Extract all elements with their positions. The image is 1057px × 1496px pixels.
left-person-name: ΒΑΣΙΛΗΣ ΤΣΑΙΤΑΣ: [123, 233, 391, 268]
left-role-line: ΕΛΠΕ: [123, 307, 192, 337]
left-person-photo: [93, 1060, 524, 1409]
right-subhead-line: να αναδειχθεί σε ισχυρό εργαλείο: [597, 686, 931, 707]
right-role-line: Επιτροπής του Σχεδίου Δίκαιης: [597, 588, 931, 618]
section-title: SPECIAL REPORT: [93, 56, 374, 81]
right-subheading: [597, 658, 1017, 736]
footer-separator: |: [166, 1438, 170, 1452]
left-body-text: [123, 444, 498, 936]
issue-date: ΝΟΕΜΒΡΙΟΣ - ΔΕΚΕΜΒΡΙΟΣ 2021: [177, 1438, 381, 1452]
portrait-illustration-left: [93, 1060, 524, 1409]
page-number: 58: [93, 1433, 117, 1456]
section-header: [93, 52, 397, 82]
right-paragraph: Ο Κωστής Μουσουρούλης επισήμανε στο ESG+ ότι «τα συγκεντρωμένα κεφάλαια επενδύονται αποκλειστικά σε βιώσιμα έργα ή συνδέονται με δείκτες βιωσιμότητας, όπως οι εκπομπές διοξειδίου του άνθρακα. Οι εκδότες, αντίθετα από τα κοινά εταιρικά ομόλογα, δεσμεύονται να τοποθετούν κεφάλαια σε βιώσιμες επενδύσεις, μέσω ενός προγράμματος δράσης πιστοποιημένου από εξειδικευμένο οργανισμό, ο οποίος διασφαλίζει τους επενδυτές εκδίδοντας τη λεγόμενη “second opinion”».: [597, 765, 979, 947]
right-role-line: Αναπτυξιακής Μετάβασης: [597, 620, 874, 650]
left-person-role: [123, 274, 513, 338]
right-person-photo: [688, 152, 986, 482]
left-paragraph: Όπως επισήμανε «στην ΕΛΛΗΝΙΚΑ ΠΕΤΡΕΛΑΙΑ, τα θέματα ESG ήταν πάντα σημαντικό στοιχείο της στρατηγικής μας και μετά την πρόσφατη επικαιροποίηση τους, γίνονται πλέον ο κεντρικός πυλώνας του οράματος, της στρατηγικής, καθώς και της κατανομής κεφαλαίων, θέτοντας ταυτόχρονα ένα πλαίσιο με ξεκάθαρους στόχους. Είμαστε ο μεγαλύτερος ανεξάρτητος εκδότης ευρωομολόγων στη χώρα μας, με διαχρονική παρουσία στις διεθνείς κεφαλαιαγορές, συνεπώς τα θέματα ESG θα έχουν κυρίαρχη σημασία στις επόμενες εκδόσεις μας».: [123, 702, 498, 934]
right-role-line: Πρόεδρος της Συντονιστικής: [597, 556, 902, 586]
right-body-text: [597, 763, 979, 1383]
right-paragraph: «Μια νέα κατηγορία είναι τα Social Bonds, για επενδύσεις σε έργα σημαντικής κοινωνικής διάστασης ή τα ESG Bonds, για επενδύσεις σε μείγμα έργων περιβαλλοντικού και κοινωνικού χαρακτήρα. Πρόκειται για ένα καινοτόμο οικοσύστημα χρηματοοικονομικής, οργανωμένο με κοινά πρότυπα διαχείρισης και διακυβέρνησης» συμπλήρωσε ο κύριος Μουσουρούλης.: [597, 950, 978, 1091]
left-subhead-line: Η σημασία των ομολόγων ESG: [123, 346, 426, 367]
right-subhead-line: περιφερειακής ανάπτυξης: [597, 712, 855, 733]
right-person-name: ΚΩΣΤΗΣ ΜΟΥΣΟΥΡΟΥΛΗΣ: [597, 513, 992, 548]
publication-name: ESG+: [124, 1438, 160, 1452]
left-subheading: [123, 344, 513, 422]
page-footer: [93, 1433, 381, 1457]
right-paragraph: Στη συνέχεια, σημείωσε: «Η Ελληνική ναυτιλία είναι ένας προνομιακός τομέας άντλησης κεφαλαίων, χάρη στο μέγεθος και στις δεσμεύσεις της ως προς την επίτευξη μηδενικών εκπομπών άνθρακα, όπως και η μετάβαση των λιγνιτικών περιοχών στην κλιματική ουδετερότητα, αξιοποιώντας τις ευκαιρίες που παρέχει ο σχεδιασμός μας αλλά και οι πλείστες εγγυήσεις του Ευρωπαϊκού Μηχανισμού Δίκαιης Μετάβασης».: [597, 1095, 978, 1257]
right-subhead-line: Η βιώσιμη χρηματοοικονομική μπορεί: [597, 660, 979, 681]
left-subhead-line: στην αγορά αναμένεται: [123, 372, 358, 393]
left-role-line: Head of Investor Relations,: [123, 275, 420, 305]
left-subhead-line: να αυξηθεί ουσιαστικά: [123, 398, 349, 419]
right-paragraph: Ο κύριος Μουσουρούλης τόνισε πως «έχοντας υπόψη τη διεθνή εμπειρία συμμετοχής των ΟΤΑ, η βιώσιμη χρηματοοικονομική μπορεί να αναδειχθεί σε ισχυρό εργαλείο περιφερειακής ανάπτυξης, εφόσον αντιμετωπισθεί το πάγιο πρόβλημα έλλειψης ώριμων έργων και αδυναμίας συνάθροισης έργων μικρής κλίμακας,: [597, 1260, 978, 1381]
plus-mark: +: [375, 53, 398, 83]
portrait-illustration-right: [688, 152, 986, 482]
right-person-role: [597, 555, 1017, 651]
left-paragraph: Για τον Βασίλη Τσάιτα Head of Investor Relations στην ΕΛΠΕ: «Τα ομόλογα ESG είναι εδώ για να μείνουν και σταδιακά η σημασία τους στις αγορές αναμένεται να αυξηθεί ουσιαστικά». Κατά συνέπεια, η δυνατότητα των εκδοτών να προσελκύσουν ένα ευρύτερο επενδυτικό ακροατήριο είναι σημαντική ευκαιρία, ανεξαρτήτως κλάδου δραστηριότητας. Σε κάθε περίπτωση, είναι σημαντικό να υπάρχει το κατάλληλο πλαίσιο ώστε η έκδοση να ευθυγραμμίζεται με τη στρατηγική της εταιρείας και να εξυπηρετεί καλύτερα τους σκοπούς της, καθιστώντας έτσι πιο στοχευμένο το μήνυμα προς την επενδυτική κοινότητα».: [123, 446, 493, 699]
=-=-=
DESCRIPTION OF THE TASK:
Please copy out every line of the data above, keeping each one unchanged.

REPLY TO THE EXERCISE:
Extract all elements with their positions. The image is 1057px × 1496px pixels.
left-person-name: ΒΑΣΙΛΗΣ ΤΣΑΙΤΑΣ: [123, 233, 391, 268]
left-role-line: ΕΛΠΕ: [123, 307, 192, 337]
left-person-photo: [93, 1060, 524, 1409]
right-subhead-line: να αναδειχθεί σε ισχυρό εργαλείο: [597, 686, 931, 707]
right-role-line: Επιτροπής του Σχεδίου Δίκαιης: [597, 588, 931, 618]
section-title: SPECIAL REPORT: [93, 56, 374, 81]
right-subheading: [597, 658, 1017, 736]
footer-separator: |: [166, 1438, 170, 1452]
left-body-text: [123, 444, 498, 936]
issue-date: ΝΟΕΜΒΡΙΟΣ - ΔΕΚΕΜΒΡΙΟΣ 2021: [177, 1438, 381, 1452]
portrait-illustration-left: [93, 1060, 524, 1409]
page-number: 58: [93, 1433, 117, 1456]
section-header: [93, 52, 397, 82]
right-paragraph: Ο Κωστής Μουσουρούλης επισήμανε στο ESG+ ότι «τα συγκεντρωμένα κεφάλαια επενδύονται αποκλειστικά σε βιώσιμα έργα ή συνδέονται με δείκτες βιωσιμότητας, όπως οι εκπομπές διοξειδίου του άνθρακα. Οι εκδότες, αντίθετα από τα κοινά εταιρικά ομόλογα, δεσμεύονται να τοποθετούν κεφάλαια σε βιώσιμες επενδύσεις, μέσω ενός προγράμματος δράσης πιστοποιημένου από εξειδικευμένο οργανισμό, ο οποίος διασφαλίζει τους επενδυτές εκδίδοντας τη λεγόμενη “second opinion”».: [597, 765, 979, 947]
right-role-line: Αναπτυξιακής Μετάβασης: [597, 620, 874, 650]
left-person-role: [123, 274, 513, 338]
right-person-photo: [688, 152, 986, 482]
left-paragraph: Όπως επισήμανε «στην ΕΛΛΗΝΙΚΑ ΠΕΤΡΕΛΑΙΑ, τα θέματα ESG ήταν πάντα σημαντικό στοιχείο της στρατηγικής μας και μετά την πρόσφατη επικαιροποίηση τους, γίνονται πλέον ο κεντρικός πυλώνας του οράματος, της στρατηγικής, καθώς και της κατανομής κεφαλαίων, θέτοντας ταυτόχρονα ένα πλαίσιο με ξεκάθαρους στόχους. Είμαστε ο μεγαλύτερος ανεξάρτητος εκδότης ευρωομολόγων στη χώρα μας, με διαχρονική παρουσία στις διεθνείς κεφαλαιαγορές, συνεπώς τα θέματα ESG θα έχουν κυρίαρχη σημασία στις επόμενες εκδόσεις μας».: [123, 702, 498, 934]
right-role-line: Πρόεδρος της Συντονιστικής: [597, 556, 902, 586]
right-body-text: [597, 763, 979, 1383]
right-paragraph: «Μια νέα κατηγορία είναι τα Social Bonds, για επενδύσεις σε έργα σημαντικής κοινωνικής διάστασης ή τα ESG Bonds, για επενδύσεις σε μείγμα έργων περιβαλλοντικού και κοινωνικού χαρακτήρα. Πρόκειται για ένα καινοτόμο οικοσύστημα χρηματοοικονομικής, οργανωμένο με κοινά πρότυπα διαχείρισης και διακυβέρνησης» συμπλήρωσε ο κύριος Μουσουρούλης.: [597, 950, 978, 1091]
left-subhead-line: Η σημασία των ομολόγων ESG: [123, 346, 426, 367]
right-subhead-line: περιφερειακής ανάπτυξης: [597, 712, 855, 733]
right-person-name: ΚΩΣΤΗΣ ΜΟΥΣΟΥΡΟΥΛΗΣ: [597, 513, 992, 548]
publication-name: ESG+: [124, 1438, 160, 1452]
left-subheading: [123, 344, 513, 422]
page-footer: [93, 1433, 381, 1457]
right-paragraph: Στη συνέχεια, σημείωσε: «Η Ελληνική ναυτιλία είναι ένας προνομιακός τομέας άντλησης κεφαλαίων, χάρη στο μέγεθος και στις δεσμεύσεις της ως προς την επίτευξη μηδενικών εκπομπών άνθρακα, όπως και η μετάβαση των λιγνιτικών περιοχών στην κλιματική ουδετερότητα, αξιοποιώντας τις ευκαιρίες που παρέχει ο σχεδιασμός μας αλλά και οι πλείστες εγγυήσεις του Ευρωπαϊκού Μηχανισμού Δίκαιης Μετάβασης».: [597, 1095, 978, 1257]
right-subhead-line: Η βιώσιμη χρηματοοικονομική μπορεί: [597, 660, 979, 681]
left-subhead-line: στην αγορά αναμένεται: [123, 372, 358, 393]
left-role-line: Head of Investor Relations,: [123, 275, 420, 305]
left-subhead-line: να αυξηθεί ουσιαστικά: [123, 398, 349, 419]
right-paragraph: Ο κύριος Μουσουρούλης τόνισε πως «έχοντας υπόψη τη διεθνή εμπειρία συμμετοχής των ΟΤΑ, η βιώσιμη χρηματοοικονομική μπορεί να αναδειχθεί σε ισχυρό εργαλείο περιφερειακής ανάπτυξης, εφόσον αντιμετωπισθεί το πάγιο πρόβλημα έλλειψης ώριμων έργων και αδυναμίας συνάθροισης έργων μικρής κλίμακας,: [597, 1260, 978, 1381]
plus-mark: +: [375, 53, 398, 83]
portrait-illustration-right: [688, 152, 986, 482]
right-person-role: [597, 555, 1017, 651]
left-paragraph: Για τον Βασίλη Τσάιτα Head of Investor Relations στην ΕΛΠΕ: «Τα ομόλογα ESG είναι εδώ για να μείνουν και σταδιακά η σημασία τους στις αγορές αναμένεται να αυξηθεί ουσιαστικά». Κατά συνέπεια, η δυνατότητα των εκδοτών να προσελκύσουν ένα ευρύτερο επενδυτικό ακροατήριο είναι σημαντική ευκαιρία, ανεξαρτήτως κλάδου δραστηριότητας. Σε κάθε περίπτωση, είναι σημαντικό να υπάρχει το κατάλληλο πλαίσιο ώστε η έκδοση να ευθυγραμμίζεται με τη στρατηγική της εταιρείας και να εξυπηρετεί καλύτερα τους σκοπούς της, καθιστώντας έτσι πιο στοχευμένο το μήνυμα προς την επενδυτική κοινότητα».: [123, 446, 493, 699]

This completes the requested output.